• WORK INSTRUCTIONS:
1. Transcribe the part of the Malazan series overview starting at "Malazan Book of" and ending at "across multiple continents.", word for word.
2. According to the Malazan series overview, which publisher released the series in the U.S.?

• SOURCE DOCUMENT:
--------

Malazan Book of the Fallen  is a series of epic fantasy novels written by the Canadian author Steven Erikson. The series, published  by Bantam Books in the U.K. and Tor Books in the U.S., consists of ten volumes, beginning with Gardens of the Moon (1999) and concluding with The Crippled God (2011). Erikson's series is extremely complex with a wide scope, and presents the narratives of a large cast of characters spanning thousands of years across multiple continents.

His plotting presents a complicated series of events in the world upon which the Malazan Empire is located. Each of the first five novels is relatively self-contained, in that each resolves its respective primary conflict; but many underlying characters and events are interwoven throughout the works of the series, binding it together. The Malazan world was co-created by Steven Erikson and Ian Cameron Esslemont in the early 1980s as a backdrop to their GURPS roleplaying campaign. In 2005, Esslemont began publishing his own series of six novels set in the same world, beginning with Night of Knives. Although Esslemont's books are published under a different series title – Novels of the Malazan Empire – Esslemont and Erikson collaborated on the storyline for the entire sixteen-book project and Esslemont's novels are considered to be as canonical and integral to the series' mythos as Erikson's own.

--------

• PROVIDED MATERIAL:
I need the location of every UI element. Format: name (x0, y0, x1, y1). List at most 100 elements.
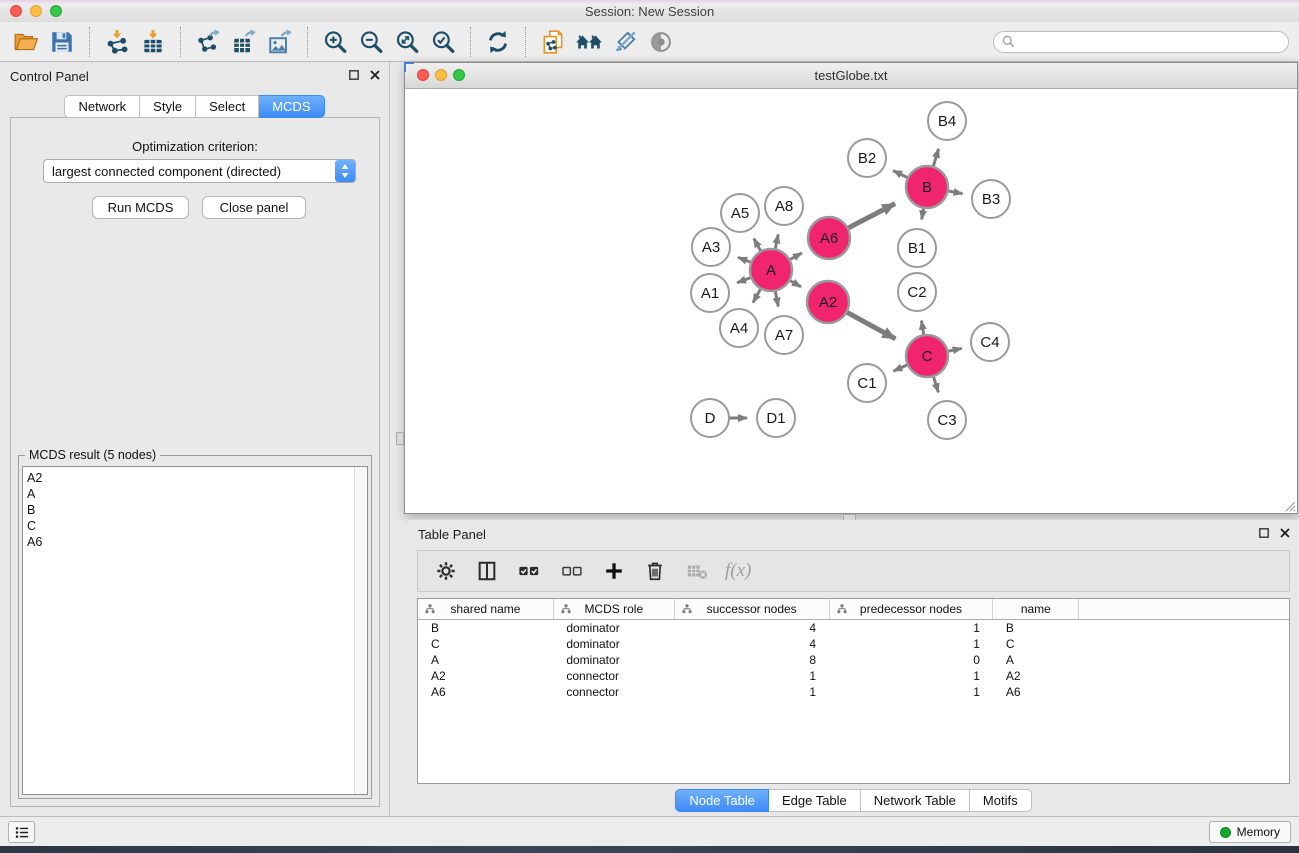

--------

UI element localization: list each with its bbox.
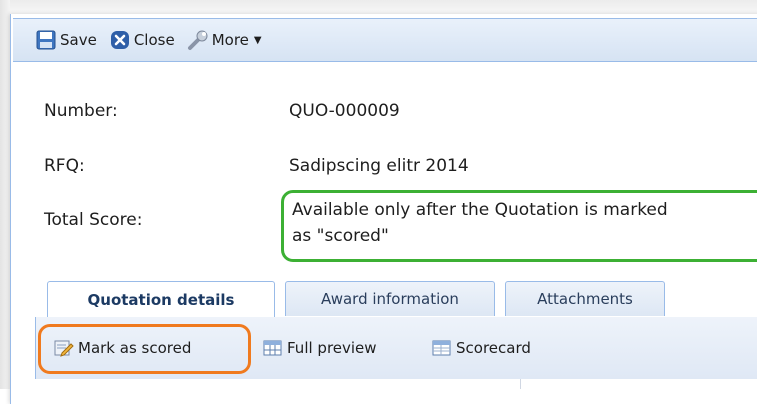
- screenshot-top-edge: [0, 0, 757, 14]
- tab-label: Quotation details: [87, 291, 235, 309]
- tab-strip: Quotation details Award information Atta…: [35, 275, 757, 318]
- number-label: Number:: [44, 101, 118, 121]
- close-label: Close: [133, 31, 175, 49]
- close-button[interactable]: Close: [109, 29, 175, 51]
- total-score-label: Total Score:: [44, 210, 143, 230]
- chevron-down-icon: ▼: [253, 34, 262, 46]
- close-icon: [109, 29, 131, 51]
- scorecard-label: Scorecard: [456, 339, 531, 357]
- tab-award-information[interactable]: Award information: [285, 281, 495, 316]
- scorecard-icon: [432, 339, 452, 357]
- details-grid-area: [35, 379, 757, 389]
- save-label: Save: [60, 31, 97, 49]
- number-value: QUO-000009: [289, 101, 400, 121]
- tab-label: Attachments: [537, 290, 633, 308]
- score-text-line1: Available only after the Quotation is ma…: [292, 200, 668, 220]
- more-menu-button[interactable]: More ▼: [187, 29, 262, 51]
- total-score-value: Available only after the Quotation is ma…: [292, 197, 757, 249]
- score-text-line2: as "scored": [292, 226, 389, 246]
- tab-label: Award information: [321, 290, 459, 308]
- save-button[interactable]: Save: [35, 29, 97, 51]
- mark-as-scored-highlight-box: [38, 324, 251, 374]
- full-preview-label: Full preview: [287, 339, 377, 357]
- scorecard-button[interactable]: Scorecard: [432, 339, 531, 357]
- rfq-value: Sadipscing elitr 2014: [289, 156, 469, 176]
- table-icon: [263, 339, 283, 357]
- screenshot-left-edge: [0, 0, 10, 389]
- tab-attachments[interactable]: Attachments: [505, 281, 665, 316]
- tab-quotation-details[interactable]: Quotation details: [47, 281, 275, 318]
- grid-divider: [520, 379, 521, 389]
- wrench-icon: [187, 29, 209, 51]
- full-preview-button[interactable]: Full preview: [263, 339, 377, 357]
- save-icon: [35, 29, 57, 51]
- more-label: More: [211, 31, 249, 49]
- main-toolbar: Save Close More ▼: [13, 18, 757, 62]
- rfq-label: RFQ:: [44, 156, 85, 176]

--------

• THE RESPONSES:
1.
Malazan Book of the Fallen  is a series of epic fantasy novels written by the Canadian author Steven Erikson. The series, published  by Bantam Books in the U.K. and Tor Books in the U.S., consists of ten volumes, beginning with Gardens of the Moon (1999) and concluding with The Crippled God (2011). Erikson's series is extremely complex with a wide scope, and presents the narratives of a large cast of characters spanning thousands of years across multiple continents.

2. Tor Books